### Exercise description
Whenever a line below holds the word "ОСНОВАНИЙ", copy that line.

### Data records

══════

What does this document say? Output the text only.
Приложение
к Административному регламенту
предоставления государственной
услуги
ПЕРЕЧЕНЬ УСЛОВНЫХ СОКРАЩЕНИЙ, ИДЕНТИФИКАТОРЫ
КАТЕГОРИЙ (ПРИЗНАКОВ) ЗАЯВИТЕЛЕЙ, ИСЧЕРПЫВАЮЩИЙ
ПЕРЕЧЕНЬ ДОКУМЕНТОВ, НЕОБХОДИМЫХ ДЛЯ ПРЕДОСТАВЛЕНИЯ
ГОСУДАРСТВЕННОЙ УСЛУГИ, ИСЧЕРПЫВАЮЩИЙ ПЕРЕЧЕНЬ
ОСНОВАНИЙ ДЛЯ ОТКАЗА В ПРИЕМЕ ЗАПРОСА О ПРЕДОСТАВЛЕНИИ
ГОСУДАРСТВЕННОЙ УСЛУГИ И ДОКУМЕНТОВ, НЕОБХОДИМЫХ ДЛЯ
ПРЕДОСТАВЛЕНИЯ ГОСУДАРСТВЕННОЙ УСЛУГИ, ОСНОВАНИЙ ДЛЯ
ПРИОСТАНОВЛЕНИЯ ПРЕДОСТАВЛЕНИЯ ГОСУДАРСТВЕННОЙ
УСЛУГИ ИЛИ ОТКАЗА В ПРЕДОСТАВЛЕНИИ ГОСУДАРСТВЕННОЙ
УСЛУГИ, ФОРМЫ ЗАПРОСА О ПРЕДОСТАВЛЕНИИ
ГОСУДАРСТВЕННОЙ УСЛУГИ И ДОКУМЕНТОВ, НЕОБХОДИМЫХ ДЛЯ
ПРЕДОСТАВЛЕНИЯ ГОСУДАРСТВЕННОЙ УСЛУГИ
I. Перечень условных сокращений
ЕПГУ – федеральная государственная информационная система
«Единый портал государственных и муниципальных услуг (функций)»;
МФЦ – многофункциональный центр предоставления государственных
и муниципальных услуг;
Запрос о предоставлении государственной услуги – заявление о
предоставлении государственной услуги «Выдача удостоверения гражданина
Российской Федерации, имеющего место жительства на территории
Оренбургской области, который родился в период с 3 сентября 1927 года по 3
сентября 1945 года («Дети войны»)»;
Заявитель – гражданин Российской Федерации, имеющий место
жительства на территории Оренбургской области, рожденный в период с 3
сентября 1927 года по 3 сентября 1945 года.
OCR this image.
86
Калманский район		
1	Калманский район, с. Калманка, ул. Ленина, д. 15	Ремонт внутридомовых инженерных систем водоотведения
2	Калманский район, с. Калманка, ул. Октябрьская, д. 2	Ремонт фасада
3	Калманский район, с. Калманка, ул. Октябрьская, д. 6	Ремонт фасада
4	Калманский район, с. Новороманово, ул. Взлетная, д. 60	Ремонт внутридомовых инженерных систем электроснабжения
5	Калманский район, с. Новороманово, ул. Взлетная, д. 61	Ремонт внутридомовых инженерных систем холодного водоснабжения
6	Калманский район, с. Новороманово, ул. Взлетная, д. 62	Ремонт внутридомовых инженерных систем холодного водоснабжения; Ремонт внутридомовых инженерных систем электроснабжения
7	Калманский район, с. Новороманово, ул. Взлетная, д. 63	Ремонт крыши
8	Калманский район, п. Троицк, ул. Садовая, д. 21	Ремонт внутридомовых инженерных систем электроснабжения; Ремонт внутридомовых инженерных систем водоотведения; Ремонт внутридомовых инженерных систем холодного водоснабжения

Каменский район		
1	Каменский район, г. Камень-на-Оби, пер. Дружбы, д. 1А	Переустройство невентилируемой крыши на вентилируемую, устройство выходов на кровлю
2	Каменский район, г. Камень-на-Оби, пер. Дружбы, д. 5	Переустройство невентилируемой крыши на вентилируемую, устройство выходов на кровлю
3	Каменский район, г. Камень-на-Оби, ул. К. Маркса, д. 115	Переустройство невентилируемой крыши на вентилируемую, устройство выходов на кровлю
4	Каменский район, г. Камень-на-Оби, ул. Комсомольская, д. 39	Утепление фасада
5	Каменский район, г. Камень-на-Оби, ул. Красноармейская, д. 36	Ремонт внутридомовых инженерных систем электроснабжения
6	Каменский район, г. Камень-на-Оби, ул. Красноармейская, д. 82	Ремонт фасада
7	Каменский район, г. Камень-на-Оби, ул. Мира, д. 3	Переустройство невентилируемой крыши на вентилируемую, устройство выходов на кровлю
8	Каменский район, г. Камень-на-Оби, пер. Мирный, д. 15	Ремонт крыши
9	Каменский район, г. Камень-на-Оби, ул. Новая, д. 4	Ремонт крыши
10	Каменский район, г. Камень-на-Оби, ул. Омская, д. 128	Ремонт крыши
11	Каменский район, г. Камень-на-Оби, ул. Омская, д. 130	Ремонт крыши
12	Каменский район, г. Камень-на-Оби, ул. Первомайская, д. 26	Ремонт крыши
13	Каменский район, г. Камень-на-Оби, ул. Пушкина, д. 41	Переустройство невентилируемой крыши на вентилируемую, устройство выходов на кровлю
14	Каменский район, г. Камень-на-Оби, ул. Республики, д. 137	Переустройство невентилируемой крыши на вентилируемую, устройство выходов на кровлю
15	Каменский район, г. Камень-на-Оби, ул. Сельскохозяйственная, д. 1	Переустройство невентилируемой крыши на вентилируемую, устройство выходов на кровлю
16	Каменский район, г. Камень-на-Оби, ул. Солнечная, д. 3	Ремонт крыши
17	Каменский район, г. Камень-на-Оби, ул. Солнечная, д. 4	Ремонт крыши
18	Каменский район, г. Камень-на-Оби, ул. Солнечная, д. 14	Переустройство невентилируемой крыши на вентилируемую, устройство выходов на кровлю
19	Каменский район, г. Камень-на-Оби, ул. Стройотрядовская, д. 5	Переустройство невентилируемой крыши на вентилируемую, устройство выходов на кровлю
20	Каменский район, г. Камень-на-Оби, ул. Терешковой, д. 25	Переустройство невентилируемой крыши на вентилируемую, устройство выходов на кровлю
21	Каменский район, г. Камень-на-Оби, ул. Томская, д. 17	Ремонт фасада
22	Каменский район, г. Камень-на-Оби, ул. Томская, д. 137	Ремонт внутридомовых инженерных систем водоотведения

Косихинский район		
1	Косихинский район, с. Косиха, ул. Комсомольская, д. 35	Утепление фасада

══════

### Result
ОСНОВАНИЙ ДЛЯ ОТКАЗА В ПРИЕМЕ ЗАПРОСА О ПРЕДОСТАВЛЕНИИ
ПРЕДОСТАВЛЕНИЯ ГОСУДАРСТВЕННОЙ УСЛУГИ, ОСНОВАНИЙ ДЛЯ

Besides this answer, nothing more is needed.